#### CHALLENGE
Go through the entries below and write each one out exactly.

[Items from a figure collection]
--------

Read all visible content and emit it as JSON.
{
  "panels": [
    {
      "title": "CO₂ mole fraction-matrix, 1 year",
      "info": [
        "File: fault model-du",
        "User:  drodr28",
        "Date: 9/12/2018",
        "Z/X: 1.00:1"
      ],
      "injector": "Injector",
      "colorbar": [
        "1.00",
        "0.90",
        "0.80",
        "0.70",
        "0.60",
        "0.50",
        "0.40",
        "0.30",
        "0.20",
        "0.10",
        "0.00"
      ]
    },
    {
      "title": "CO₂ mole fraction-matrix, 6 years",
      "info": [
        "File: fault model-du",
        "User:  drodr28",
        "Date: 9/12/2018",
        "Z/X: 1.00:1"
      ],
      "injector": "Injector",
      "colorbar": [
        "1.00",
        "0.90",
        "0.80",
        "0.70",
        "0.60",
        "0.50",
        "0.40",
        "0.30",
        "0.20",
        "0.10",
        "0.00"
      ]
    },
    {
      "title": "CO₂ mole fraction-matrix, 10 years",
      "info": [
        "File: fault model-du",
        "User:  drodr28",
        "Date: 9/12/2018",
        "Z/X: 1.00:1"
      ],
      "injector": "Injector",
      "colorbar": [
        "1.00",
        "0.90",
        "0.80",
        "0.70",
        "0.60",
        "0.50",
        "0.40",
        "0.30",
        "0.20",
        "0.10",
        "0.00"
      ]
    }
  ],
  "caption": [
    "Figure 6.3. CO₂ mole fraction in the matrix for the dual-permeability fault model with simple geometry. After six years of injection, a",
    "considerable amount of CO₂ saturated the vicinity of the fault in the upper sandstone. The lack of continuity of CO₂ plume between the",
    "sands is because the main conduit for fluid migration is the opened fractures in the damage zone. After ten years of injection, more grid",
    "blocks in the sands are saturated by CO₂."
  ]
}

--------

#### RESULT BELOW
Read all visible content and emit it as JSON.
{
  "panels": [
    {
      "title": "CO₂ mole fraction-matrix, 1 year",
      "info": [
        "File: fault model-du",
        "User:  drodr28",
        "Date: 9/12/2018",
        "Z/X: 1.00:1"
      ],
      "injector": "Injector",
      "colorbar": [
        "1.00",
        "0.90",
        "0.80",
        "0.70",
        "0.60",
        "0.50",
        "0.40",
        "0.30",
        "0.20",
        "0.10",
        "0.00"
      ]
    },
    {
      "title": "CO₂ mole fraction-matrix, 6 years",
      "info": [
        "File: fault model-du",
        "User:  drodr28",
        "Date: 9/12/2018",
        "Z/X: 1.00:1"
      ],
      "injector": "Injector",
      "colorbar": [
        "1.00",
        "0.90",
        "0.80",
        "0.70",
        "0.60",
        "0.50",
        "0.40",
        "0.30",
        "0.20",
        "0.10",
        "0.00"
      ]
    },
    {
      "title": "CO₂ mole fraction-matrix, 10 years",
      "info": [
        "File: fault model-du",
        "User:  drodr28",
        "Date: 9/12/2018",
        "Z/X: 1.00:1"
      ],
      "injector": "Injector",
      "colorbar": [
        "1.00",
        "0.90",
        "0.80",
        "0.70",
        "0.60",
        "0.50",
        "0.40",
        "0.30",
        "0.20",
        "0.10",
        "0.00"
      ]
    }
  ],
  "caption": [
    "Figure 6.3. CO₂ mole fraction in the matrix for the dual-permeability fault model with simple geometry. After six years of injection, a",
    "considerable amount of CO₂ saturated the vicinity of the fault in the upper sandstone. The lack of continuity of CO₂ plume between the",
    "sands is because the main conduit for fluid migration is the opened fractures in the damage zone. After ten years of injection, more grid",
    "blocks in the sands are saturated by CO₂."
  ]
}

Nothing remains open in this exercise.